Stored data
-- -- --

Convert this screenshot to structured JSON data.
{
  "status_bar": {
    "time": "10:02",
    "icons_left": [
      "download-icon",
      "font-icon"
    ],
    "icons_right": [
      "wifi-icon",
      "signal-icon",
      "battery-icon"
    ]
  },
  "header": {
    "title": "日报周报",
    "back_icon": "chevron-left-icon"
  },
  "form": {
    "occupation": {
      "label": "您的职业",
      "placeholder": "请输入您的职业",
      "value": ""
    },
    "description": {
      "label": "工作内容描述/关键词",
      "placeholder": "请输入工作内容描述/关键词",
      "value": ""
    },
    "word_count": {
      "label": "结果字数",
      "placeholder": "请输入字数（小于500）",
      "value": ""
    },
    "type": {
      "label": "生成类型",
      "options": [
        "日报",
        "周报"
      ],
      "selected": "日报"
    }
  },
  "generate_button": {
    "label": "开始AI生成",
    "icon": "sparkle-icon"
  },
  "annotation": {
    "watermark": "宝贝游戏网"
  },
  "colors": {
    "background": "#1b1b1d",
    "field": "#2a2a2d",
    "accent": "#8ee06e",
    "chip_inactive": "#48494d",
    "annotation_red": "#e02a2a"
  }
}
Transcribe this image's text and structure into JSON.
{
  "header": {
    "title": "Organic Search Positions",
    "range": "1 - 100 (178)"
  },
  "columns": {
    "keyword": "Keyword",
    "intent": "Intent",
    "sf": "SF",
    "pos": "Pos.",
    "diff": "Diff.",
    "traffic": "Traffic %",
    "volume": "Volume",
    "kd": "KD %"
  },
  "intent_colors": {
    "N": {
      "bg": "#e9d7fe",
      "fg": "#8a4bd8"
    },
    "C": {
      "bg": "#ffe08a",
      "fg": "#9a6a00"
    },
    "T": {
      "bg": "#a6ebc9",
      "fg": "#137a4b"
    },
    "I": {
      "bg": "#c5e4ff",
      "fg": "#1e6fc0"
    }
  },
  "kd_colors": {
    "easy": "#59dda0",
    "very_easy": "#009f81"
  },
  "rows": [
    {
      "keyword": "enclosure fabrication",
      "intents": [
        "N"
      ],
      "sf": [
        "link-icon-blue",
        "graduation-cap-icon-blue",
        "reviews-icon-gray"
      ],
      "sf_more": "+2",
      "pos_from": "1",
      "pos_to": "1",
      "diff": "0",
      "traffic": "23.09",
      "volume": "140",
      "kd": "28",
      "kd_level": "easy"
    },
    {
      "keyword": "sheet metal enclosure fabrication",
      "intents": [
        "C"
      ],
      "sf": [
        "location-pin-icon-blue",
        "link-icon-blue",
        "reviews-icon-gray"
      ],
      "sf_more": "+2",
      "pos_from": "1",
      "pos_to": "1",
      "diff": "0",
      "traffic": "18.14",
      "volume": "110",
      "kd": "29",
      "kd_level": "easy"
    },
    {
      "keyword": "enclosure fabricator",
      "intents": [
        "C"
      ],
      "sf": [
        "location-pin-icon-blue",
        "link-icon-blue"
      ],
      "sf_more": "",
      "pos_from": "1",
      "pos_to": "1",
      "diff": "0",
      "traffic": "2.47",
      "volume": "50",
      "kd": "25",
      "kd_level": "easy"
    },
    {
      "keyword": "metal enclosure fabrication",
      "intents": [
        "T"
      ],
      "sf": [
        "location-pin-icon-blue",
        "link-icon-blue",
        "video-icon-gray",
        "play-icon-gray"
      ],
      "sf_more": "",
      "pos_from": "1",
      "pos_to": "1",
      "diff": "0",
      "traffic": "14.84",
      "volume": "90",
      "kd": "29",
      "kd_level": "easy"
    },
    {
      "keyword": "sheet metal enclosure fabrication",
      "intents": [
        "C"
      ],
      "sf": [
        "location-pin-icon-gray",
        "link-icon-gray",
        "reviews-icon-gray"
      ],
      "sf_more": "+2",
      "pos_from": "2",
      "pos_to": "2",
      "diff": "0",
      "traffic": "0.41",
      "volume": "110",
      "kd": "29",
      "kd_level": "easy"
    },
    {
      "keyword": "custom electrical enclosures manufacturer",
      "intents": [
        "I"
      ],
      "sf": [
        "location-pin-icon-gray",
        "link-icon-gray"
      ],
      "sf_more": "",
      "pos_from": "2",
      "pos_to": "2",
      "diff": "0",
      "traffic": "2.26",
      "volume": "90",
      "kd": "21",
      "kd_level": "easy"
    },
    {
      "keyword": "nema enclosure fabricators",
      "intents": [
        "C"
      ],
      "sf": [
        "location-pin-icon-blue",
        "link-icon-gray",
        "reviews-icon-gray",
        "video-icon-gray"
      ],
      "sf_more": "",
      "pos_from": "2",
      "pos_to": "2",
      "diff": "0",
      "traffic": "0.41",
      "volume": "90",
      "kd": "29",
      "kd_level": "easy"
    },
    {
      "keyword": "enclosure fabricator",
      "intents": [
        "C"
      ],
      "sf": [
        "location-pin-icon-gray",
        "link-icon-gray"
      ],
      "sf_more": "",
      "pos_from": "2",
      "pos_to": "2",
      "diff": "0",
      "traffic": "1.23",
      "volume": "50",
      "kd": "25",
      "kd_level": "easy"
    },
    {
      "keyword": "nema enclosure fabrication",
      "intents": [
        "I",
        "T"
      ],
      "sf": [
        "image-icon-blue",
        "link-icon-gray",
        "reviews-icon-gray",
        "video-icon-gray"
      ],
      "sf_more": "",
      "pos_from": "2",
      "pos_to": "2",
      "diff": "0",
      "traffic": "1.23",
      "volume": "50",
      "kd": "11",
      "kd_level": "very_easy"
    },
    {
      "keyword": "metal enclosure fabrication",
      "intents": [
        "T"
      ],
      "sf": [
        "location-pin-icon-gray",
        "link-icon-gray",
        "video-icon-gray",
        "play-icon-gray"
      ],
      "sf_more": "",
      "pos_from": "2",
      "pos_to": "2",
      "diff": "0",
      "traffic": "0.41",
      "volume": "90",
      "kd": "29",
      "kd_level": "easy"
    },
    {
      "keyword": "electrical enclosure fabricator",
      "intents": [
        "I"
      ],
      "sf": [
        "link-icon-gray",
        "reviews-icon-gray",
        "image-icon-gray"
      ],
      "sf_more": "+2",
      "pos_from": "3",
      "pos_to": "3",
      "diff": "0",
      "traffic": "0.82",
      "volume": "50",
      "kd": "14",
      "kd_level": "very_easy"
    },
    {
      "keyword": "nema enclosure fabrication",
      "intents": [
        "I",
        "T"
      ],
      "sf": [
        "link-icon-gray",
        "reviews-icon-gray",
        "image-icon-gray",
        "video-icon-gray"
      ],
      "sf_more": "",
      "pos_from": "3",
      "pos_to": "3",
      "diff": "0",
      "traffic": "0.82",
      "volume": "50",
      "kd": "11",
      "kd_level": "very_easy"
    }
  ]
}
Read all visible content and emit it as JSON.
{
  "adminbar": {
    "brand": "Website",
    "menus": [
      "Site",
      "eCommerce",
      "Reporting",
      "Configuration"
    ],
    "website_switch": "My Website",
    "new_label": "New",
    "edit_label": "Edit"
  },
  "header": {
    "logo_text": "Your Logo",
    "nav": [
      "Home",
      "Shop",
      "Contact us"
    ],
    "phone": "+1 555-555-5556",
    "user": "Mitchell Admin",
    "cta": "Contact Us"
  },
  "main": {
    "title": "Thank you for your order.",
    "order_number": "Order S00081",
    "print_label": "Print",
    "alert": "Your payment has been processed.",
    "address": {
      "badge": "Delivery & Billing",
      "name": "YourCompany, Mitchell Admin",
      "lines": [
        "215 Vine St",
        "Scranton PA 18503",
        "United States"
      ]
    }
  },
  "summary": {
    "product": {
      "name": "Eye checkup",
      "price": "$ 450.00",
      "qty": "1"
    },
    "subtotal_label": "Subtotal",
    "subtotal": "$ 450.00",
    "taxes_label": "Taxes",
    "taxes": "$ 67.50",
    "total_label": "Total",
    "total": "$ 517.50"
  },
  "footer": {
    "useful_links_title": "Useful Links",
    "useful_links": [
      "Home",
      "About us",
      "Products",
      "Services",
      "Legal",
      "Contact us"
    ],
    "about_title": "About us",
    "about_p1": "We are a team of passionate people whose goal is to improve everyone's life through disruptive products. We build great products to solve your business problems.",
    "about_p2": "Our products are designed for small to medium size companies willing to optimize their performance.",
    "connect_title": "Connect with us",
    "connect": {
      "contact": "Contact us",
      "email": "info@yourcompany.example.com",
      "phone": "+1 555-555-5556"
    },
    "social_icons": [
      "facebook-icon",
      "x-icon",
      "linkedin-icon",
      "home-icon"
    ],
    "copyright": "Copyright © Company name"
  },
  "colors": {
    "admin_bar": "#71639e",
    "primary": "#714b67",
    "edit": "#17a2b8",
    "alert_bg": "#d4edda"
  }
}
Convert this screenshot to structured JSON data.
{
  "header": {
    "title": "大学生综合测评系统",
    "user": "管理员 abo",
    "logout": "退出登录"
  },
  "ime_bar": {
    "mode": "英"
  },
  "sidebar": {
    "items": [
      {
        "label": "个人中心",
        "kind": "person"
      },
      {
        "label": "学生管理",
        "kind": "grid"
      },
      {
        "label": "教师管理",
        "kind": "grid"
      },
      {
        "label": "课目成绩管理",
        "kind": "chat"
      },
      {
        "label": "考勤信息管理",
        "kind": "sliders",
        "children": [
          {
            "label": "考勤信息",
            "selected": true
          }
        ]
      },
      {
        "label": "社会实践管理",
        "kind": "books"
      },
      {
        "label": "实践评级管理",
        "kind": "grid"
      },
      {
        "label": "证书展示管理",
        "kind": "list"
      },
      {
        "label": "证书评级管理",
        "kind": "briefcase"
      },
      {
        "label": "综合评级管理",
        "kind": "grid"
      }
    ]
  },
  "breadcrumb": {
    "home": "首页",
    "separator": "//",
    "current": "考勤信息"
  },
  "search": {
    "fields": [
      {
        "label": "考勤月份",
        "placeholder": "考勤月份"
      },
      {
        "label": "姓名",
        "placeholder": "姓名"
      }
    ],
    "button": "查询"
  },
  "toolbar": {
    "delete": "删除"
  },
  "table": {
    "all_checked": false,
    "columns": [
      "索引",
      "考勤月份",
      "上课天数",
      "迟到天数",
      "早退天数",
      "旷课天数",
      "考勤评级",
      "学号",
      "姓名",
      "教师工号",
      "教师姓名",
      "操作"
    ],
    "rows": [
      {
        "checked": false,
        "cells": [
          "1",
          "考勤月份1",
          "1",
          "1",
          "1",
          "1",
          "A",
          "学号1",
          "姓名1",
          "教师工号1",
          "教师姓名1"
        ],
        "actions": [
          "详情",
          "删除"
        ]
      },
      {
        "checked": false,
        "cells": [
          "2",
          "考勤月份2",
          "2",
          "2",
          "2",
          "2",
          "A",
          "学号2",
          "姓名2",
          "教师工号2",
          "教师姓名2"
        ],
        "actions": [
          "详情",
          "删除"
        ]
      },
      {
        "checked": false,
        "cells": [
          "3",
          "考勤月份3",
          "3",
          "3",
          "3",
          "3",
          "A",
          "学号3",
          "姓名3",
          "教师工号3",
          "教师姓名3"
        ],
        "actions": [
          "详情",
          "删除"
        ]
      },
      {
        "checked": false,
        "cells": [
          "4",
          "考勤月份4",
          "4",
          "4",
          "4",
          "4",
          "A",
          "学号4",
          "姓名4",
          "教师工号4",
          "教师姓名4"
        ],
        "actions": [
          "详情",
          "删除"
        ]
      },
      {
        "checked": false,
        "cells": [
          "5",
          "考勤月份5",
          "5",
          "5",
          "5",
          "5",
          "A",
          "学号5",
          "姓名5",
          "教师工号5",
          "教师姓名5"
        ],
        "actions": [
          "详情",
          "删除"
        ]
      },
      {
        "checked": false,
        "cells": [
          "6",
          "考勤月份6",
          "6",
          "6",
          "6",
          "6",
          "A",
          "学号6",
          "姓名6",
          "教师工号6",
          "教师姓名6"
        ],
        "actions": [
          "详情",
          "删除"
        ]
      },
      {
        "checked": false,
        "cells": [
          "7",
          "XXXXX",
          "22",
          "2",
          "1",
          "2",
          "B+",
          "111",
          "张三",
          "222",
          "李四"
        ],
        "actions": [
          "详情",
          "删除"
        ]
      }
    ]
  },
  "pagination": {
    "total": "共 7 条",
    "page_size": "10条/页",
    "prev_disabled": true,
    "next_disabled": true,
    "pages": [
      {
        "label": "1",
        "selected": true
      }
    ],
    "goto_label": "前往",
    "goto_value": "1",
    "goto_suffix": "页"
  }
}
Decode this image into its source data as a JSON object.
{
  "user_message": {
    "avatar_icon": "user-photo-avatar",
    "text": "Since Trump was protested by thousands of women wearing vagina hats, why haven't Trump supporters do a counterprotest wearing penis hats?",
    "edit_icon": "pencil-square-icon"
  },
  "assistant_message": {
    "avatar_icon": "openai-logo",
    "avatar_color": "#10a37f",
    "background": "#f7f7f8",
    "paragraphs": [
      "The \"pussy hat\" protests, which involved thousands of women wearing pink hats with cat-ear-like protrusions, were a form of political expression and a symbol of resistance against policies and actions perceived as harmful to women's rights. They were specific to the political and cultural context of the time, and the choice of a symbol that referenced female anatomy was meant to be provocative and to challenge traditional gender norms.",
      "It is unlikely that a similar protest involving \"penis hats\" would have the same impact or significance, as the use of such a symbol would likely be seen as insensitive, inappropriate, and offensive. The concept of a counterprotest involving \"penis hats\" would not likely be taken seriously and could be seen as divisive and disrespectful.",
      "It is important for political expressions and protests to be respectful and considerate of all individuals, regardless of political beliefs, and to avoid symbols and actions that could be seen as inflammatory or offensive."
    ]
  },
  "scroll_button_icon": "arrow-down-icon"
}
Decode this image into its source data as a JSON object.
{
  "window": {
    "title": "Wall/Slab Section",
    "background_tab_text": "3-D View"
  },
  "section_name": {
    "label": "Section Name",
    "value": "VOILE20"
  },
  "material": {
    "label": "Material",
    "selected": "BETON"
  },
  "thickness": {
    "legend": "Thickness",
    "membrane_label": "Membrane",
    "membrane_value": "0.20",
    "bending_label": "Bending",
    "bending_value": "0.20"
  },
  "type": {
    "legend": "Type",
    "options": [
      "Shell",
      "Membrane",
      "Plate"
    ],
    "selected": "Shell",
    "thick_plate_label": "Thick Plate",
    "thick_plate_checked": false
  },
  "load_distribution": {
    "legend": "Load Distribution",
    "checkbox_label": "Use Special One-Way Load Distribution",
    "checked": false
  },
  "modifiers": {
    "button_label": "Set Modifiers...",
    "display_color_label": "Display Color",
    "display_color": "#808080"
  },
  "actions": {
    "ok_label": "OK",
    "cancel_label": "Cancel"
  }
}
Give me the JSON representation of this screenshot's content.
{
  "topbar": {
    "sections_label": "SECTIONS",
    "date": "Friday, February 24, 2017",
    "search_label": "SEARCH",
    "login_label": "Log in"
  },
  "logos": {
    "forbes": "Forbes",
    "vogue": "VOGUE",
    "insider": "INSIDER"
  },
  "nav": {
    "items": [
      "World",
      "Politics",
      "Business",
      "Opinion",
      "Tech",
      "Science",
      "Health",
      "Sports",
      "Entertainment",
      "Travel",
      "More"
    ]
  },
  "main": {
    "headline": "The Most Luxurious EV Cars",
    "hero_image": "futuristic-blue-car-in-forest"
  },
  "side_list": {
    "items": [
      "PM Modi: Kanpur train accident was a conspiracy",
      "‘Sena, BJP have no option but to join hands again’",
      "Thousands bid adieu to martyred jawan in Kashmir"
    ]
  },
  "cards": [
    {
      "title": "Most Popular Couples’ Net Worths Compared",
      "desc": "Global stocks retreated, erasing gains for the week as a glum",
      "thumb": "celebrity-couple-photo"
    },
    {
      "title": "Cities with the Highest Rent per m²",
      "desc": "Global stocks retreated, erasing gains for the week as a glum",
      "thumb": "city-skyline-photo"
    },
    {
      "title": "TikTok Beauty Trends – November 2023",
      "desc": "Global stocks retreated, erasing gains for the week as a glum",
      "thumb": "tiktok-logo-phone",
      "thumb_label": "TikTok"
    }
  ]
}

-- -- --

*EXERCISE REQUIREMENTS*. Reproduce each line of the material containing the word "with".

*ANSWER BELOW*.
    "connect_title": "Connect with us",
      "The \"pussy hat\" protests, which involved thousands of women wearing pink hats with cat-ear-like protrusions, were a form of political expression and a symbol of resistance against policies and actions perceived as harmful to women's rights. They were specific to the political and cultural context of the time, and the choice of a symbol that referenced female anatomy was meant to be provocative and to challenge traditional gender norms.",
      "title": "Cities with the Highest Rent per m²",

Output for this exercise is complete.